_Given task:_ Look through the data below. Pick out the lines holding the string "Automation".

(Raw records)
= = =

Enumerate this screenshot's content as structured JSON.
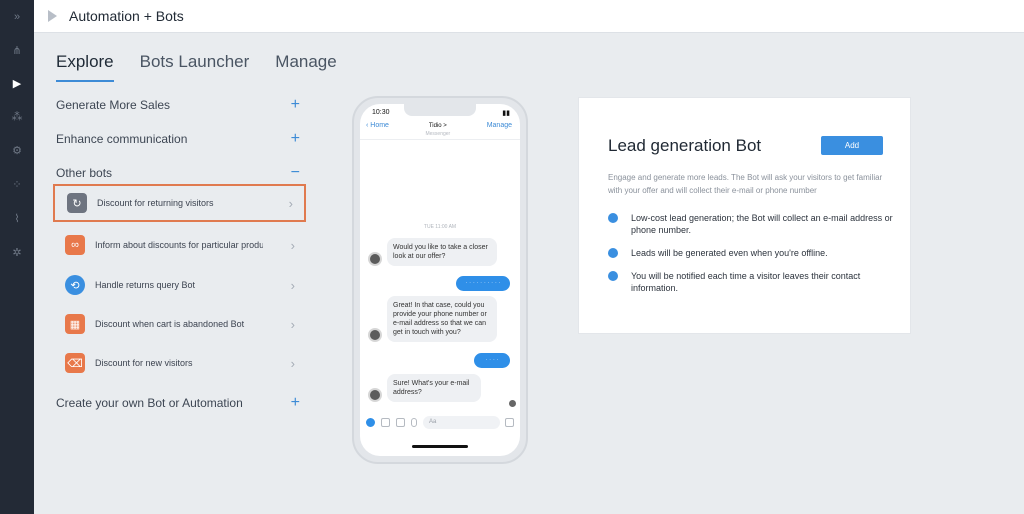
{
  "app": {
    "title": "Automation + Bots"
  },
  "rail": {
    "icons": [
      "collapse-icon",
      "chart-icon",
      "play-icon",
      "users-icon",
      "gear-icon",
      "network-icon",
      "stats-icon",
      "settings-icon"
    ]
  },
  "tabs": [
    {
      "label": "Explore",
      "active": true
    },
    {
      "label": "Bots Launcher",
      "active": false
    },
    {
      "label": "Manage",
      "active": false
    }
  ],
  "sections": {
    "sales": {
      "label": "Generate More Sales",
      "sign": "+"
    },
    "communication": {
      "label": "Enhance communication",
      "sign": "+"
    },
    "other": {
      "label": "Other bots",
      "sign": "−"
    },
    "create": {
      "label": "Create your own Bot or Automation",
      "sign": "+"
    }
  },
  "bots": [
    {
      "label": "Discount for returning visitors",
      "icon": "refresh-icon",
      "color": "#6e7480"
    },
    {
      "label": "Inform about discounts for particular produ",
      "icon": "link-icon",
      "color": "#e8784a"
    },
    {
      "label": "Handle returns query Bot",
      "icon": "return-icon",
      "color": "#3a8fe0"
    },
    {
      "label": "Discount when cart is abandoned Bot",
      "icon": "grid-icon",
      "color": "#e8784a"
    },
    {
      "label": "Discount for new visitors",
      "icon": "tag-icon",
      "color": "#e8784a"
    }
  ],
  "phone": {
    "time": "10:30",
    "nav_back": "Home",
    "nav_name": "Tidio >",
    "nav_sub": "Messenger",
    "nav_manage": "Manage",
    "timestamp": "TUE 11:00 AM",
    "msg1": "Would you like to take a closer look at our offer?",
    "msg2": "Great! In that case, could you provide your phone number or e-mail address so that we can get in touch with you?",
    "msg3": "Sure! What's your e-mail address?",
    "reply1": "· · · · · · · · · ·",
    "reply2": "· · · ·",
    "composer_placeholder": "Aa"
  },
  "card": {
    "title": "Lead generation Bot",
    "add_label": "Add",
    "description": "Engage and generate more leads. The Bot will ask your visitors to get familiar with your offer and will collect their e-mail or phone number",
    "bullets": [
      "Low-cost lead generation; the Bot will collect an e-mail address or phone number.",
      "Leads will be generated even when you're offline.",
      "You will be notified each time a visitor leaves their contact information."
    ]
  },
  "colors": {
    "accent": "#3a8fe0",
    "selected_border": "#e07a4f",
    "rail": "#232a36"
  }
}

= = =

_Complete response:_
    "title": "Automation + Bots"
      "label": "Create your own Bot or Automation",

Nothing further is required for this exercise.